DATA SUPPLIED.
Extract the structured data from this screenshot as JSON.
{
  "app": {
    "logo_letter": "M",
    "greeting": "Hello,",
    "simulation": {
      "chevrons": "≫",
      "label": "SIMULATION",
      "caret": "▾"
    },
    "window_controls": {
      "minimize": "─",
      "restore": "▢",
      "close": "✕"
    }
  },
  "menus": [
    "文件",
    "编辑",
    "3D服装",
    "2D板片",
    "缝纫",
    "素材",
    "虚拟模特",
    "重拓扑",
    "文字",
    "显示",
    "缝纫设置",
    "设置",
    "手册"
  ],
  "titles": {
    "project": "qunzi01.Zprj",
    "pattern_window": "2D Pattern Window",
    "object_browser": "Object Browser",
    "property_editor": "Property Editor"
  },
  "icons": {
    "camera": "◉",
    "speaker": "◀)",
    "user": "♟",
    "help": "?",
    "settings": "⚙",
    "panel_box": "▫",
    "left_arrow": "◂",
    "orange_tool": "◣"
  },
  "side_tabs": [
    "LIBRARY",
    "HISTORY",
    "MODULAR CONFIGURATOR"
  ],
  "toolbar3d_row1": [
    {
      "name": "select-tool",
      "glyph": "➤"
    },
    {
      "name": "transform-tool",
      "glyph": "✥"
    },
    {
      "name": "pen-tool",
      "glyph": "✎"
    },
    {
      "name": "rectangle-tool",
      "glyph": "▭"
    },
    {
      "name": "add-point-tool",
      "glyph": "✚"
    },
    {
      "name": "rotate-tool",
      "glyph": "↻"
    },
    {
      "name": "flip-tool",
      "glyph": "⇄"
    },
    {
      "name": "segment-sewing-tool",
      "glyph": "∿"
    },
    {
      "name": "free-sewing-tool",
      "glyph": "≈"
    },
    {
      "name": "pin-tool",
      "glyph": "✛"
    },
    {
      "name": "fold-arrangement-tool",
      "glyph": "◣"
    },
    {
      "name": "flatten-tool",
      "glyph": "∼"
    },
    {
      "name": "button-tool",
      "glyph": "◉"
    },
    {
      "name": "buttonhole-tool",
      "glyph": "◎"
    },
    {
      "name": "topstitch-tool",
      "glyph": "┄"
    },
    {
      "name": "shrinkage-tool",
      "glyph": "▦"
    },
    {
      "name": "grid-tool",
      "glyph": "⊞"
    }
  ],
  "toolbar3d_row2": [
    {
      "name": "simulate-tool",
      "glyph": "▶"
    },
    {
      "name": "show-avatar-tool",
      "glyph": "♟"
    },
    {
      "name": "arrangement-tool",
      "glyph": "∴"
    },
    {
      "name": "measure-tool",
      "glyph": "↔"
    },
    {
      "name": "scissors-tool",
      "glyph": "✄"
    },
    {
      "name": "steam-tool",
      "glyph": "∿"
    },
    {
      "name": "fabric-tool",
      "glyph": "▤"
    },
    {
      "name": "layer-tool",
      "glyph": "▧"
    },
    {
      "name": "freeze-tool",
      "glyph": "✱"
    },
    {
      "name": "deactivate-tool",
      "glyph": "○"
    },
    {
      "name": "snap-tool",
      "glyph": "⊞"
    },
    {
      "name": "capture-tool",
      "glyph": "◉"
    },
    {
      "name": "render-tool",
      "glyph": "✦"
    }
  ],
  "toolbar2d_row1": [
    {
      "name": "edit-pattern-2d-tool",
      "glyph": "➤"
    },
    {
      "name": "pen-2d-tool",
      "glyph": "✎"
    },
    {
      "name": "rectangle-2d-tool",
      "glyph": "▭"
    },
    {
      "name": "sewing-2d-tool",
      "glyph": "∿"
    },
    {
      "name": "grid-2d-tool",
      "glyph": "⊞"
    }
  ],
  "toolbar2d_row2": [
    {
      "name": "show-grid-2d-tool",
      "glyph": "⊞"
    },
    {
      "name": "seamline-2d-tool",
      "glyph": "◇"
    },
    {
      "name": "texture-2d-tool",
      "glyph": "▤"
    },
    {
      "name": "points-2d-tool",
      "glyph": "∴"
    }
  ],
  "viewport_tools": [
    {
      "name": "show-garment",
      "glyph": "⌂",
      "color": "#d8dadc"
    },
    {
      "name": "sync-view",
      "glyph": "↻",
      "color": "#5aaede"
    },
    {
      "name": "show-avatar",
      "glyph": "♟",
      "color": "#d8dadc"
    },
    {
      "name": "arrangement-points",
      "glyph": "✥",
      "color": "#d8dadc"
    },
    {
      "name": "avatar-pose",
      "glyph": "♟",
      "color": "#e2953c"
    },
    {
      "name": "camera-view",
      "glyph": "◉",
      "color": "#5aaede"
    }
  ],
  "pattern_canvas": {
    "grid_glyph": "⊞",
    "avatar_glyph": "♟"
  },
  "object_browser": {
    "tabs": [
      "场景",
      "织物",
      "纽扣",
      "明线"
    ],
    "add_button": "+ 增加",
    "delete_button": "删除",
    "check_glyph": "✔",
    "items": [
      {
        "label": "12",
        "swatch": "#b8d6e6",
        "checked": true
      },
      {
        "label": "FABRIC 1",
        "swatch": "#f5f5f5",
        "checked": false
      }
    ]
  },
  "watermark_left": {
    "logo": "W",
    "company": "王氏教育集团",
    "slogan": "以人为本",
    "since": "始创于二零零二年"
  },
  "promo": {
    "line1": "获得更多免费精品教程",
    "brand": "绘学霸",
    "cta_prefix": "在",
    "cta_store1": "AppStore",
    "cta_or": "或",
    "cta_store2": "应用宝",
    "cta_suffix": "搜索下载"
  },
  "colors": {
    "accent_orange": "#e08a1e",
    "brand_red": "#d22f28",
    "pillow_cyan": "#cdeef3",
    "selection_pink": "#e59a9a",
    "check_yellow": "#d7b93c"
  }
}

AIM OF THE EXERCISE.
Go through the listing above and restate it word for word.

WRITTEN RESPONSE.
Extract the structured data from this screenshot as JSON.
{
  "app": {
    "logo_letter": "M",
    "greeting": "Hello,",
    "simulation": {
      "chevrons": "≫",
      "label": "SIMULATION",
      "caret": "▾"
    },
    "window_controls": {
      "minimize": "─",
      "restore": "▢",
      "close": "✕"
    }
  },
  "menus": [
    "文件",
    "编辑",
    "3D服装",
    "2D板片",
    "缝纫",
    "素材",
    "虚拟模特",
    "重拓扑",
    "文字",
    "显示",
    "缝纫设置",
    "设置",
    "手册"
  ],
  "titles": {
    "project": "qunzi01.Zprj",
    "pattern_window": "2D Pattern Window",
    "object_browser": "Object Browser",
    "property_editor": "Property Editor"
  },
  "icons": {
    "camera": "◉",
    "speaker": "◀)",
    "user": "♟",
    "help": "?",
    "settings": "⚙",
    "panel_box": "▫",
    "left_arrow": "◂",
    "orange_tool": "◣"
  },
  "side_tabs": [
    "LIBRARY",
    "HISTORY",
    "MODULAR CONFIGURATOR"
  ],
  "toolbar3d_row1": [
    {
      "name": "select-tool",
      "glyph": "➤"
    },
    {
      "name": "transform-tool",
      "glyph": "✥"
    },
    {
      "name": "pen-tool",
      "glyph": "✎"
    },
    {
      "name": "rectangle-tool",
      "glyph": "▭"
    },
    {
      "name": "add-point-tool",
      "glyph": "✚"
    },
    {
      "name": "rotate-tool",
      "glyph": "↻"
    },
    {
      "name": "flip-tool",
      "glyph": "⇄"
    },
    {
      "name": "segment-sewing-tool",
      "glyph": "∿"
    },
    {
      "name": "free-sewing-tool",
      "glyph": "≈"
    },
    {
      "name": "pin-tool",
      "glyph": "✛"
    },
    {
      "name": "fold-arrangement-tool",
      "glyph": "◣"
    },
    {
      "name": "flatten-tool",
      "glyph": "∼"
    },
    {
      "name": "button-tool",
      "glyph": "◉"
    },
    {
      "name": "buttonhole-tool",
      "glyph": "◎"
    },
    {
      "name": "topstitch-tool",
      "glyph": "┄"
    },
    {
      "name": "shrinkage-tool",
      "glyph": "▦"
    },
    {
      "name": "grid-tool",
      "glyph": "⊞"
    }
  ],
  "toolbar3d_row2": [
    {
      "name": "simulate-tool",
      "glyph": "▶"
    },
    {
      "name": "show-avatar-tool",
      "glyph": "♟"
    },
    {
      "name": "arrangement-tool",
      "glyph": "∴"
    },
    {
      "name": "measure-tool",
      "glyph": "↔"
    },
    {
      "name": "scissors-tool",
      "glyph": "✄"
    },
    {
      "name": "steam-tool",
      "glyph": "∿"
    },
    {
      "name": "fabric-tool",
      "glyph": "▤"
    },
    {
      "name": "layer-tool",
      "glyph": "▧"
    },
    {
      "name": "freeze-tool",
      "glyph": "✱"
    },
    {
      "name": "deactivate-tool",
      "glyph": "○"
    },
    {
      "name": "snap-tool",
      "glyph": "⊞"
    },
    {
      "name": "capture-tool",
      "glyph": "◉"
    },
    {
      "name": "render-tool",
      "glyph": "✦"
    }
  ],
  "toolbar2d_row1": [
    {
      "name": "edit-pattern-2d-tool",
      "glyph": "➤"
    },
    {
      "name": "pen-2d-tool",
      "glyph": "✎"
    },
    {
      "name": "rectangle-2d-tool",
      "glyph": "▭"
    },
    {
      "name": "sewing-2d-tool",
      "glyph": "∿"
    },
    {
      "name": "grid-2d-tool",
      "glyph": "⊞"
    }
  ],
  "toolbar2d_row2": [
    {
      "name": "show-grid-2d-tool",
      "glyph": "⊞"
    },
    {
      "name": "seamline-2d-tool",
      "glyph": "◇"
    },
    {
      "name": "texture-2d-tool",
      "glyph": "▤"
    },
    {
      "name": "points-2d-tool",
      "glyph": "∴"
    }
  ],
  "viewport_tools": [
    {
      "name": "show-garment",
      "glyph": "⌂",
      "color": "#d8dadc"
    },
    {
      "name": "sync-view",
      "glyph": "↻",
      "color": "#5aaede"
    },
    {
      "name": "show-avatar",
      "glyph": "♟",
      "color": "#d8dadc"
    },
    {
      "name": "arrangement-points",
      "glyph": "✥",
      "color": "#d8dadc"
    },
    {
      "name": "avatar-pose",
      "glyph": "♟",
      "color": "#e2953c"
    },
    {
      "name": "camera-view",
      "glyph": "◉",
      "color": "#5aaede"
    }
  ],
  "pattern_canvas": {
    "grid_glyph": "⊞",
    "avatar_glyph": "♟"
  },
  "object_browser": {
    "tabs": [
      "场景",
      "织物",
      "纽扣",
      "明线"
    ],
    "add_button": "+ 增加",
    "delete_button": "删除",
    "check_glyph": "✔",
    "items": [
      {
        "label": "12",
        "swatch": "#b8d6e6",
        "checked": true
      },
      {
        "label": "FABRIC 1",
        "swatch": "#f5f5f5",
        "checked": false
      }
    ]
  },
  "watermark_left": {
    "logo": "W",
    "company": "王氏教育集团",
    "slogan": "以人为本",
    "since": "始创于二零零二年"
  },
  "promo": {
    "line1": "获得更多免费精品教程",
    "brand": "绘学霸",
    "cta_prefix": "在",
    "cta_store1": "AppStore",
    "cta_or": "或",
    "cta_store2": "应用宝",
    "cta_suffix": "搜索下载"
  },
  "colors": {
    "accent_orange": "#e08a1e",
    "brand_red": "#d22f28",
    "pillow_cyan": "#cdeef3",
    "selection_pink": "#e59a9a",
    "check_yellow": "#d7b93c"
  }
}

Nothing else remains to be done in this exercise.